Reproduce all the material exactly, minus any pictures it holds.

** BEGIN **

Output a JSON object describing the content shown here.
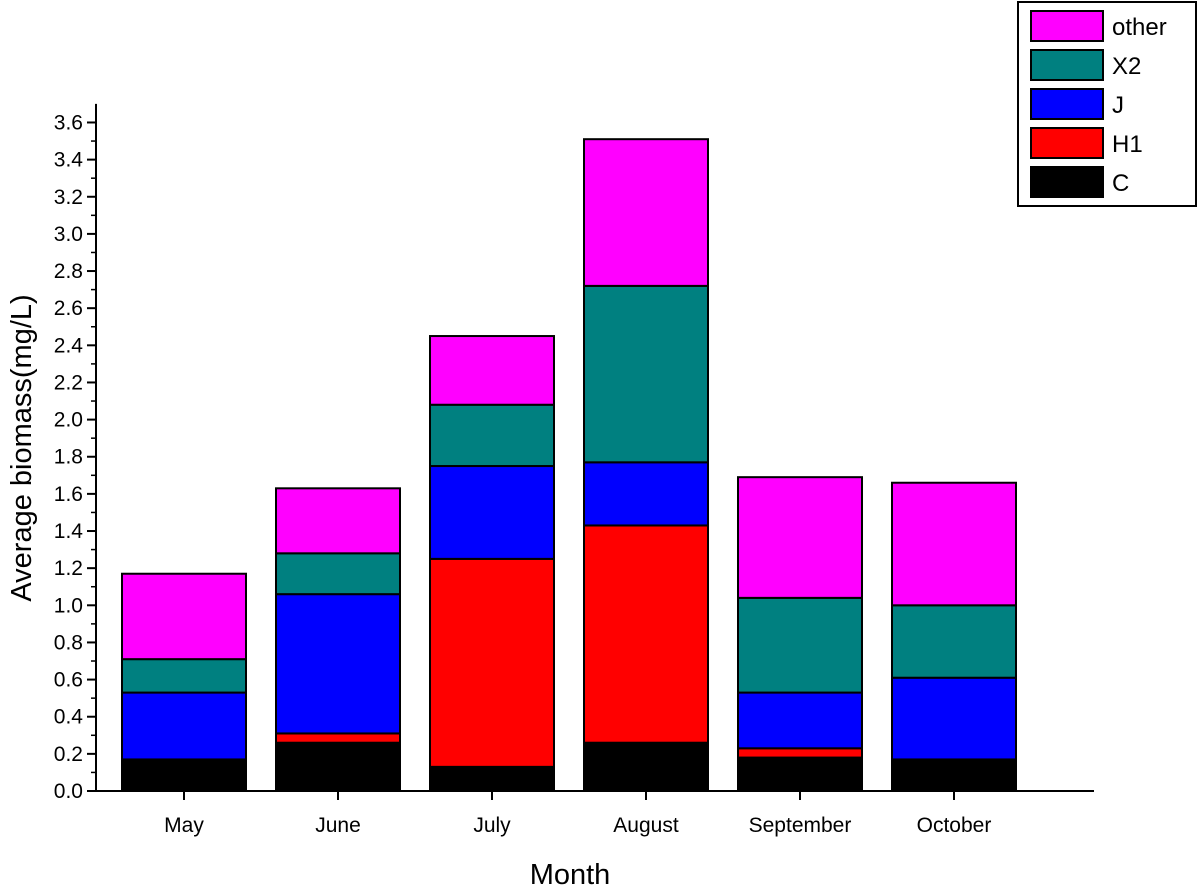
{
  "chart_data": {
    "type": "bar",
    "stacked": true,
    "title": "",
    "xlabel": "Month",
    "ylabel": "Average biomass(mg/L)",
    "ylim": [
      0,
      3.7
    ],
    "yticks": [
      "0.0",
      "0.2",
      "0.4",
      "0.6",
      "0.8",
      "1.0",
      "1.2",
      "1.4",
      "1.6",
      "1.8",
      "2.0",
      "2.2",
      "2.4",
      "2.6",
      "2.8",
      "3.0",
      "3.2",
      "3.4",
      "3.6"
    ],
    "categories": [
      "May",
      "June",
      "July",
      "August",
      "September",
      "October"
    ],
    "series": [
      {
        "name": "C",
        "color": "#000000",
        "values": [
          0.17,
          0.26,
          0.13,
          0.26,
          0.18,
          0.17
        ]
      },
      {
        "name": "H1",
        "color": "#ff0000",
        "values": [
          0.0,
          0.05,
          1.12,
          1.17,
          0.05,
          0.0
        ]
      },
      {
        "name": "J",
        "color": "#0000ff",
        "values": [
          0.36,
          0.75,
          0.5,
          0.34,
          0.3,
          0.44
        ]
      },
      {
        "name": "X2",
        "color": "#008080",
        "values": [
          0.18,
          0.22,
          0.33,
          0.95,
          0.51,
          0.39
        ]
      },
      {
        "name": "other",
        "color": "#ff00ff",
        "values": [
          0.46,
          0.35,
          0.37,
          0.79,
          0.65,
          0.66
        ]
      }
    ],
    "grid": false,
    "legend_position": "top-right"
  }
}
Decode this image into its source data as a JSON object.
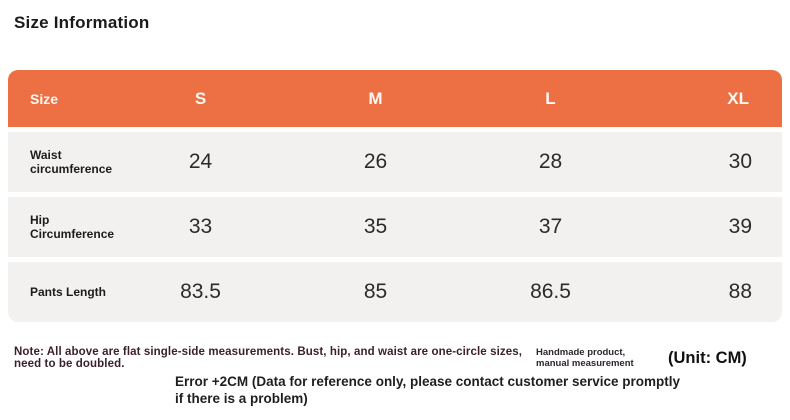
{
  "page": {
    "title": "Size Information"
  },
  "table": {
    "columns": [
      "Size",
      "S",
      "M",
      "L",
      "XL"
    ],
    "rows": [
      {
        "label": "Waist circumference",
        "values": [
          "24",
          "26",
          "28",
          "30"
        ]
      },
      {
        "label": "Hip Circumference",
        "values": [
          "33",
          "35",
          "37",
          "39"
        ]
      },
      {
        "label": "Pants Length",
        "values": [
          "83.5",
          "85",
          "86.5",
          "88"
        ]
      }
    ]
  },
  "notes": {
    "measurement_note": "Note: All above are flat single-side measurements. Bust, hip, and waist are one-circle sizes, need to be doubled.",
    "handmade_note": "Handmade product, manual measurement",
    "unit_label": "(Unit: CM)",
    "error_note": "Error +2CM (Data for reference only, please contact customer service promptly if there is a problem)"
  },
  "colors": {
    "header_bg": "#ed7045",
    "header_text": "#fdf8f4",
    "row_bg": "#f2f1f0",
    "body_text": "#2b2b2b",
    "note_text": "#3a1f2d"
  }
}
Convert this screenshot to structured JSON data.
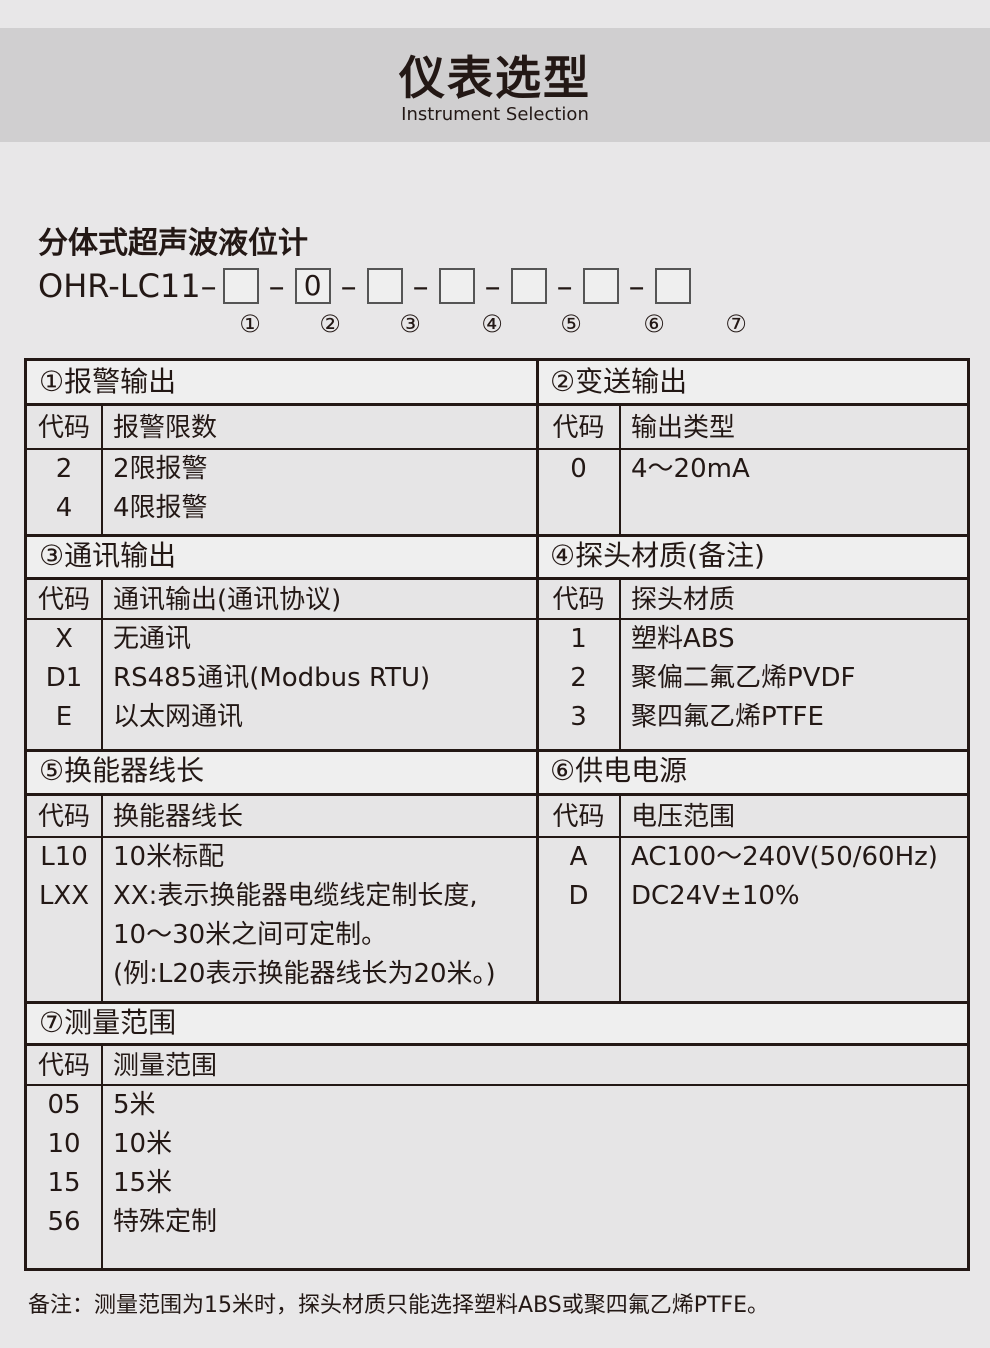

** END **

* EXERCISE SOLUTION
Output a JSON object describing the content shown here.
{
  "chart_data": {
    "type": "bar",
    "stacked": true,
    "title": "",
    "xlabel": "Month",
    "ylabel": "Average biomass(mg/L)",
    "ylim": [
      0,
      3.7
    ],
    "yticks": [
      "0.0",
      "0.2",
      "0.4",
      "0.6",
      "0.8",
      "1.0",
      "1.2",
      "1.4",
      "1.6",
      "1.8",
      "2.0",
      "2.2",
      "2.4",
      "2.6",
      "2.8",
      "3.0",
      "3.2",
      "3.4",
      "3.6"
    ],
    "categories": [
      "May",
      "June",
      "July",
      "August",
      "September",
      "October"
    ],
    "series": [
      {
        "name": "C",
        "color": "#000000",
        "values": [
          0.17,
          0.26,
          0.13,
          0.26,
          0.18,
          0.17
        ]
      },
      {
        "name": "H1",
        "color": "#ff0000",
        "values": [
          0.0,
          0.05,
          1.12,
          1.17,
          0.05,
          0.0
        ]
      },
      {
        "name": "J",
        "color": "#0000ff",
        "values": [
          0.36,
          0.75,
          0.5,
          0.34,
          0.3,
          0.44
        ]
      },
      {
        "name": "X2",
        "color": "#008080",
        "values": [
          0.18,
          0.22,
          0.33,
          0.95,
          0.51,
          0.39
        ]
      },
      {
        "name": "other",
        "color": "#ff00ff",
        "values": [
          0.46,
          0.35,
          0.37,
          0.79,
          0.65,
          0.66
        ]
      }
    ],
    "grid": false,
    "legend_position": "top-right"
  }
}
Decode this image into its source data as a JSON object.
{
  "page": {
    "title": "Size Information"
  },
  "table": {
    "columns": [
      "Size",
      "S",
      "M",
      "L",
      "XL"
    ],
    "rows": [
      {
        "label": "Waist circumference",
        "values": [
          "24",
          "26",
          "28",
          "30"
        ]
      },
      {
        "label": "Hip Circumference",
        "values": [
          "33",
          "35",
          "37",
          "39"
        ]
      },
      {
        "label": "Pants Length",
        "values": [
          "83.5",
          "85",
          "86.5",
          "88"
        ]
      }
    ]
  },
  "notes": {
    "measurement_note": "Note: All above are flat single-side measurements. Bust, hip, and waist are one-circle sizes, need to be doubled.",
    "handmade_note": "Handmade product, manual measurement",
    "unit_label": "(Unit: CM)",
    "error_note": "Error +2CM (Data for reference only, please contact customer service promptly if there is a problem)"
  },
  "colors": {
    "header_bg": "#ed7045",
    "header_text": "#fdf8f4",
    "row_bg": "#f2f1f0",
    "body_text": "#2b2b2b",
    "note_text": "#3a1f2d"
  }
}
Convert this screenshot to structured JSON data.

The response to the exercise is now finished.